Short problem: Please copy the material below exactly, starting at its first line and ending at the line that contains "292, 1278, 312]", including both of those lines.

■ ■ ■

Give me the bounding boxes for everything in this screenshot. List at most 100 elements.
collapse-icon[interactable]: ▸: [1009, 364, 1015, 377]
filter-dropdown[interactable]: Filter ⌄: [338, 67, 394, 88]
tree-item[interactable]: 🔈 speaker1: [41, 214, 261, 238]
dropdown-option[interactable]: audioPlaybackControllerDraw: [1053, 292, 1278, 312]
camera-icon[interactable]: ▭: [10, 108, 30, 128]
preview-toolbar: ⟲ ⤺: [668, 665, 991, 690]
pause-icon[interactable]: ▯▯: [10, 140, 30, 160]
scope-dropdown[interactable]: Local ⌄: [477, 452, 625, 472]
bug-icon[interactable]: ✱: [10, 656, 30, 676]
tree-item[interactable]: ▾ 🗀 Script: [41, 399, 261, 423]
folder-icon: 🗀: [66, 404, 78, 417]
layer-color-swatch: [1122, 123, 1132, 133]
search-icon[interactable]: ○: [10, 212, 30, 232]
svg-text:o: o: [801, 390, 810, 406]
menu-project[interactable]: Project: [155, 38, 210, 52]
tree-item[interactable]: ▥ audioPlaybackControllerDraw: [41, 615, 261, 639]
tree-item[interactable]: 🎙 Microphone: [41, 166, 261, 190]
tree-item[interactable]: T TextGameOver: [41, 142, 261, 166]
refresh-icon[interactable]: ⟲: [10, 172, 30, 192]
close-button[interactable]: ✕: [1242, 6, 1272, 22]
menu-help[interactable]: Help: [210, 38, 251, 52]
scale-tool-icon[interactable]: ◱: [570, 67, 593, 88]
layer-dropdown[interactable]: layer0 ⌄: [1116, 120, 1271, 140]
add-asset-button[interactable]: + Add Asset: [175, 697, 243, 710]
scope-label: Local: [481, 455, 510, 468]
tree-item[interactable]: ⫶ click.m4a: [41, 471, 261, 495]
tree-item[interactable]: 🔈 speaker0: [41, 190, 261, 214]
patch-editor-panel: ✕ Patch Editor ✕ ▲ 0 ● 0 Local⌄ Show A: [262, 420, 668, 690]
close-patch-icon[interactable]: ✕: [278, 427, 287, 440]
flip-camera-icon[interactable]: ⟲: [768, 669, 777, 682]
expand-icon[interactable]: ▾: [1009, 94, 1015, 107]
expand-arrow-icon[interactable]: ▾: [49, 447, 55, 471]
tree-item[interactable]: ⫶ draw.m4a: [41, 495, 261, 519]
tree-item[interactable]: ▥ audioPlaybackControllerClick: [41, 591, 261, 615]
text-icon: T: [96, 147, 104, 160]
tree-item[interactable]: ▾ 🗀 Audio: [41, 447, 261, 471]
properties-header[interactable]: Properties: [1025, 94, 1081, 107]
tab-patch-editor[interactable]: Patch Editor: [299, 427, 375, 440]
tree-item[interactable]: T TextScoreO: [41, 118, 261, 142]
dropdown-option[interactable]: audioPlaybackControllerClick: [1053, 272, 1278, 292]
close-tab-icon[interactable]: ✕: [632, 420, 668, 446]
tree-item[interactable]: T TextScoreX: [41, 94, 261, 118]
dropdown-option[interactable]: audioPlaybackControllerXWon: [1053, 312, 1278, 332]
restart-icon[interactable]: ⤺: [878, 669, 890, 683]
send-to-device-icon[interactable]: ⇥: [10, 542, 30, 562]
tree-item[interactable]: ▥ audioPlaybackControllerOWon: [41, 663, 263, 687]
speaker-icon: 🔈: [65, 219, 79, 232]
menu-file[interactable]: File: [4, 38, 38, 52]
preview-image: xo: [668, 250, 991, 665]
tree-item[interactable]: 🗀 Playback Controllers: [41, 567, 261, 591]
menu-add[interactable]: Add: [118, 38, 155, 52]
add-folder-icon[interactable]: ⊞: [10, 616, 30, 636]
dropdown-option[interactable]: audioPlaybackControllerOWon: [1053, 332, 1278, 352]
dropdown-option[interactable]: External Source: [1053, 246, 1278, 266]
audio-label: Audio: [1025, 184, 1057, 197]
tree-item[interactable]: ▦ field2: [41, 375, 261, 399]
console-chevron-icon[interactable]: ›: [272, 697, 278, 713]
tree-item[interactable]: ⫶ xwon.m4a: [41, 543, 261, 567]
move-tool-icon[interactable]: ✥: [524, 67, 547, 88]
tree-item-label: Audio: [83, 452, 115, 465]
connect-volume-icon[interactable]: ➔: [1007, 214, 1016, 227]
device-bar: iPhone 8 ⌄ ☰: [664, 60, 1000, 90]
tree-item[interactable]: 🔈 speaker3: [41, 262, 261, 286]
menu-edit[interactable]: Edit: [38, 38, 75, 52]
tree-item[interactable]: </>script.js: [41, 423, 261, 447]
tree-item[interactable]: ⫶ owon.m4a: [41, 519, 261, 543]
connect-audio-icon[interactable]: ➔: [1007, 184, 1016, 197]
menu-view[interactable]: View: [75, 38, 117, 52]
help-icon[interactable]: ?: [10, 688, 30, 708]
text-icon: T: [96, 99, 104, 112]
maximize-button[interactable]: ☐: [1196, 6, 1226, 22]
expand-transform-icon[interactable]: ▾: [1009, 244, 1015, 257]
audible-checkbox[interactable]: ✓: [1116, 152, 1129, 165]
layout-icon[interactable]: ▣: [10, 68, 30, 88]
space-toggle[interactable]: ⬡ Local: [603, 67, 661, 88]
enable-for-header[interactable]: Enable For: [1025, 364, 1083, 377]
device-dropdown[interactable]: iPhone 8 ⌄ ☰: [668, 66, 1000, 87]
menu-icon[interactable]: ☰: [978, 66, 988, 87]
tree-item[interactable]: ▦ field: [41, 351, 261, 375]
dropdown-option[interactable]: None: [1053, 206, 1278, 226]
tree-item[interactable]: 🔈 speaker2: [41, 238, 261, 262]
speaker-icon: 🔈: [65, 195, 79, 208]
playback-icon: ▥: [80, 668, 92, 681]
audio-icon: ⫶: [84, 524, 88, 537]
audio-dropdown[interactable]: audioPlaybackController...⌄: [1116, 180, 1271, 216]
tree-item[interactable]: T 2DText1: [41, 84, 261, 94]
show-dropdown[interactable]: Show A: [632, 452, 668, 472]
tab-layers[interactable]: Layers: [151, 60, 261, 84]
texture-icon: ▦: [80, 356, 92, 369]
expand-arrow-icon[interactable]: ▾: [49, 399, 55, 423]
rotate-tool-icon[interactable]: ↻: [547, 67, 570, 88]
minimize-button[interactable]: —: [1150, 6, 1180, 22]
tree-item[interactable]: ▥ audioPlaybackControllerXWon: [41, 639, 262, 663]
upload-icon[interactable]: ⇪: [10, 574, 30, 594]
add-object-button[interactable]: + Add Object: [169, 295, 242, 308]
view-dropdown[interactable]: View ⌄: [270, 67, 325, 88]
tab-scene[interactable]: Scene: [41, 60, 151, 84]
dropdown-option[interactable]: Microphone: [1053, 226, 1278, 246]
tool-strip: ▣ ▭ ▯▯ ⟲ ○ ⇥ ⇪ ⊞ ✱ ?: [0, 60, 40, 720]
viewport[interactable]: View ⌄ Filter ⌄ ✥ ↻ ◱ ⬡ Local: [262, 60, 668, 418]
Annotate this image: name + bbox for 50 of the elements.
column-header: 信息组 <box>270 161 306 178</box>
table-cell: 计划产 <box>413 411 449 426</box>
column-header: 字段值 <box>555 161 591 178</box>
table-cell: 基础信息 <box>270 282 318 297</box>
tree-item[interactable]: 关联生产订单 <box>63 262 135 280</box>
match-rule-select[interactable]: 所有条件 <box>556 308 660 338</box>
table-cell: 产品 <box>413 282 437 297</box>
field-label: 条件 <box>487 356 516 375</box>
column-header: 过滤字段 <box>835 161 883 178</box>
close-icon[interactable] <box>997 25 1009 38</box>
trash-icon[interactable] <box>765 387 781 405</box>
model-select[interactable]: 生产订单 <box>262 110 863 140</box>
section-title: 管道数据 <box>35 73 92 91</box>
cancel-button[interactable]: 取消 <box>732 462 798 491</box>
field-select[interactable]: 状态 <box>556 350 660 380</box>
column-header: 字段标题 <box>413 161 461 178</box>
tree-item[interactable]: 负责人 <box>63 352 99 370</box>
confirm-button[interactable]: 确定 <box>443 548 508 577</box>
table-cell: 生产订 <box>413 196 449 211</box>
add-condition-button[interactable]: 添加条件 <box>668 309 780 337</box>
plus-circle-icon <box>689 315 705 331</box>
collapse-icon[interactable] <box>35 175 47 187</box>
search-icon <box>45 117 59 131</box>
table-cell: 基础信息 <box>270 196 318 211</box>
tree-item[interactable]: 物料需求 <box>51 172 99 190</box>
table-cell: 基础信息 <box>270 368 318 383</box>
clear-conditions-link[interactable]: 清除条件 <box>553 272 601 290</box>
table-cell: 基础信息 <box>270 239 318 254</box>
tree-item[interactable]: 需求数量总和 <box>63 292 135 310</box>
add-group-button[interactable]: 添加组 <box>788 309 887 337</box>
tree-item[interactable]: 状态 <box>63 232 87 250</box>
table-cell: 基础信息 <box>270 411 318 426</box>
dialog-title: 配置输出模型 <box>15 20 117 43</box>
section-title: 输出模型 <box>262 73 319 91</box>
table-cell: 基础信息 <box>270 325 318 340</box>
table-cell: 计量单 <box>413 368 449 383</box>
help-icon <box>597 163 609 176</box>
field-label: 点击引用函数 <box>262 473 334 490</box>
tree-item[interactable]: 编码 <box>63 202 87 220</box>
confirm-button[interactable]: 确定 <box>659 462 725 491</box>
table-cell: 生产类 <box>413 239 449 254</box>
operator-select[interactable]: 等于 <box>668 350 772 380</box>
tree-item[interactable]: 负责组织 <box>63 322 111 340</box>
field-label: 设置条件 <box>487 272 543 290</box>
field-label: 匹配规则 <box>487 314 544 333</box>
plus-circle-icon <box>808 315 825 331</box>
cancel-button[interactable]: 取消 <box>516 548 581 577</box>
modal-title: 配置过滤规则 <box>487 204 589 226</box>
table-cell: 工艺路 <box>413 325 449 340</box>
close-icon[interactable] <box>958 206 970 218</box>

■ ■ ■

Task response:
Give me the bounding boxes for everything in this screenshot. List at most 100 elements.
collapse-icon[interactable]: ▸: [1009, 364, 1015, 377]
filter-dropdown[interactable]: Filter ⌄: [338, 67, 394, 88]
tree-item[interactable]: 🔈 speaker1: [41, 214, 261, 238]
dropdown-option[interactable]: audioPlaybackControllerDraw: [1053, 292, 1278, 312]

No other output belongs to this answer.